_SOURCE RECORDS:_
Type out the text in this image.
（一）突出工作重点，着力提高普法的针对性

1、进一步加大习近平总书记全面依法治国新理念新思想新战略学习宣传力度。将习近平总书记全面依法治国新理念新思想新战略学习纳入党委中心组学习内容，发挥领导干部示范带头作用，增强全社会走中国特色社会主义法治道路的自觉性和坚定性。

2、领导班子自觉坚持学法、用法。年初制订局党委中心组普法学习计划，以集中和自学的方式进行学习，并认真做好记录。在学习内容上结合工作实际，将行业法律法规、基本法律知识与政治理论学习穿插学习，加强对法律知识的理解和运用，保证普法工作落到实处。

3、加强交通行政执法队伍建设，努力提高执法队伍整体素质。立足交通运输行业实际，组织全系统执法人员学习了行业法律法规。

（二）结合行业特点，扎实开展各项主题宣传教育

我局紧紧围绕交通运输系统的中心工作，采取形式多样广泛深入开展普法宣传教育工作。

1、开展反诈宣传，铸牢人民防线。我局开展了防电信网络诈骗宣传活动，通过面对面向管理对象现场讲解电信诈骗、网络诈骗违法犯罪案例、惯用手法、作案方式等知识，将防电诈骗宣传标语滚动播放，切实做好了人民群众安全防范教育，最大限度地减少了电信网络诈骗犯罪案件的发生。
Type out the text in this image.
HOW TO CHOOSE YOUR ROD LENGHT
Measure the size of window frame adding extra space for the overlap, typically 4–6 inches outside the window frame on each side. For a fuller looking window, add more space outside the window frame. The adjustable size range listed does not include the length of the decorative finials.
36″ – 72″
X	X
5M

_EXERCISE DIRECTIONS:_ Copy every line of the material, please, keeping it exactly the same.

_OUTPUT FOR THIS EXERCISE:_
Type out the text in this image.
（一）突出工作重点，着力提高普法的针对性

1、进一步加大习近平总书记全面依法治国新理念新思想新战略学习宣传力度。将习近平总书记全面依法治国新理念新思想新战略学习纳入党委中心组学习内容，发挥领导干部示范带头作用，增强全社会走中国特色社会主义法治道路的自觉性和坚定性。

2、领导班子自觉坚持学法、用法。年初制订局党委中心组普法学习计划，以集中和自学的方式进行学习，并认真做好记录。在学习内容上结合工作实际，将行业法律法规、基本法律知识与政治理论学习穿插学习，加强对法律知识的理解和运用，保证普法工作落到实处。

3、加强交通行政执法队伍建设，努力提高执法队伍整体素质。立足交通运输行业实际，组织全系统执法人员学习了行业法律法规。

（二）结合行业特点，扎实开展各项主题宣传教育

我局紧紧围绕交通运输系统的中心工作，采取形式多样广泛深入开展普法宣传教育工作。

1、开展反诈宣传，铸牢人民防线。我局开展了防电信网络诈骗宣传活动，通过面对面向管理对象现场讲解电信诈骗、网络诈骗违法犯罪案例、惯用手法、作案方式等知识，将防电诈骗宣传标语滚动播放，切实做好了人民群众安全防范教育，最大限度地减少了电信网络诈骗犯罪案件的发生。
Type out the text in this image.
HOW TO CHOOSE YOUR ROD LENGHT
Measure the size of window frame adding extra space for the overlap, typically 4–6 inches outside the window frame on each side. For a fuller looking window, add more space outside the window frame. The adjustable size range listed does not include the length of the decorative finials.
36″ – 72″
X	X
5M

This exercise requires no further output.